[START OF MATERIALS PROVIDED]

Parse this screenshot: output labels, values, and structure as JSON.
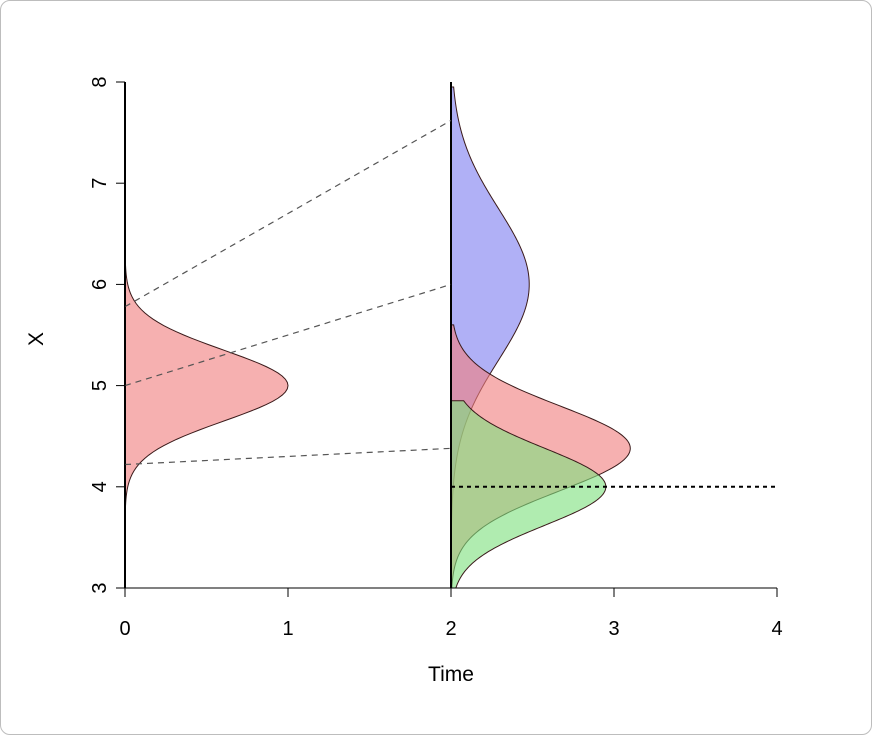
{
  "chart_data": {
    "type": "area",
    "xlabel": "Time",
    "ylabel": "X",
    "xlim": [
      0,
      4
    ],
    "ylim": [
      3,
      8
    ],
    "xticks": [
      "0",
      "1",
      "2",
      "3",
      "4"
    ],
    "yticks": [
      "3",
      "4",
      "5",
      "6",
      "7",
      "8"
    ],
    "grid": false,
    "legend": "none",
    "densities": [
      {
        "id": "initial-density",
        "time": 0,
        "mean": 5.0,
        "sd": 0.35,
        "peak_width": 1.0,
        "color": "#f08080"
      },
      {
        "id": "blue-density",
        "time": 2,
        "mean": 6.0,
        "sd": 0.75,
        "peak_width": 0.48,
        "color": "#8080f0",
        "clip": [
          3.1,
          7.95
        ]
      },
      {
        "id": "red-density",
        "time": 2,
        "mean": 4.38,
        "sd": 0.42,
        "peak_width": 1.1,
        "color": "#f08080",
        "clip": [
          3.0,
          5.6
        ]
      },
      {
        "id": "green-density",
        "time": 2,
        "mean": 4.0,
        "sd": 0.38,
        "peak_width": 0.95,
        "color": "#80e080",
        "clip": [
          3.0,
          4.85
        ]
      }
    ],
    "mapping_lines": [
      {
        "from": [
          0,
          5.78
        ],
        "to": [
          2,
          7.62
        ]
      },
      {
        "from": [
          0,
          5.0
        ],
        "to": [
          2,
          6.0
        ]
      },
      {
        "from": [
          0,
          4.22
        ],
        "to": [
          2,
          4.38
        ]
      }
    ],
    "threshold": {
      "y": 4.0,
      "x_start": 2,
      "x_end": 4
    }
  }
}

[END OF MATERIALS PROVIDED]

REQUIRED WORK: From the records given above, reproduce all text exactly and exclude each picture.

RESULT FOR THIS TASK:
Parse this screenshot: output labels, values, and structure as JSON.
{
  "chart_data": {
    "type": "area",
    "xlabel": "Time",
    "ylabel": "X",
    "xlim": [
      0,
      4
    ],
    "ylim": [
      3,
      8
    ],
    "xticks": [
      "0",
      "1",
      "2",
      "3",
      "4"
    ],
    "yticks": [
      "3",
      "4",
      "5",
      "6",
      "7",
      "8"
    ],
    "grid": false,
    "legend": "none",
    "densities": [
      {
        "id": "initial-density",
        "time": 0,
        "mean": 5.0,
        "sd": 0.35,
        "peak_width": 1.0,
        "color": "#f08080"
      },
      {
        "id": "blue-density",
        "time": 2,
        "mean": 6.0,
        "sd": 0.75,
        "peak_width": 0.48,
        "color": "#8080f0",
        "clip": [
          3.1,
          7.95
        ]
      },
      {
        "id": "red-density",
        "time": 2,
        "mean": 4.38,
        "sd": 0.42,
        "peak_width": 1.1,
        "color": "#f08080",
        "clip": [
          3.0,
          5.6
        ]
      },
      {
        "id": "green-density",
        "time": 2,
        "mean": 4.0,
        "sd": 0.38,
        "peak_width": 0.95,
        "color": "#80e080",
        "clip": [
          3.0,
          4.85
        ]
      }
    ],
    "mapping_lines": [
      {
        "from": [
          0,
          5.78
        ],
        "to": [
          2,
          7.62
        ]
      },
      {
        "from": [
          0,
          5.0
        ],
        "to": [
          2,
          6.0
        ]
      },
      {
        "from": [
          0,
          4.22
        ],
        "to": [
          2,
          4.38
        ]
      }
    ],
    "threshold": {
      "y": 4.0,
      "x_start": 2,
      "x_end": 4
    }
  }
}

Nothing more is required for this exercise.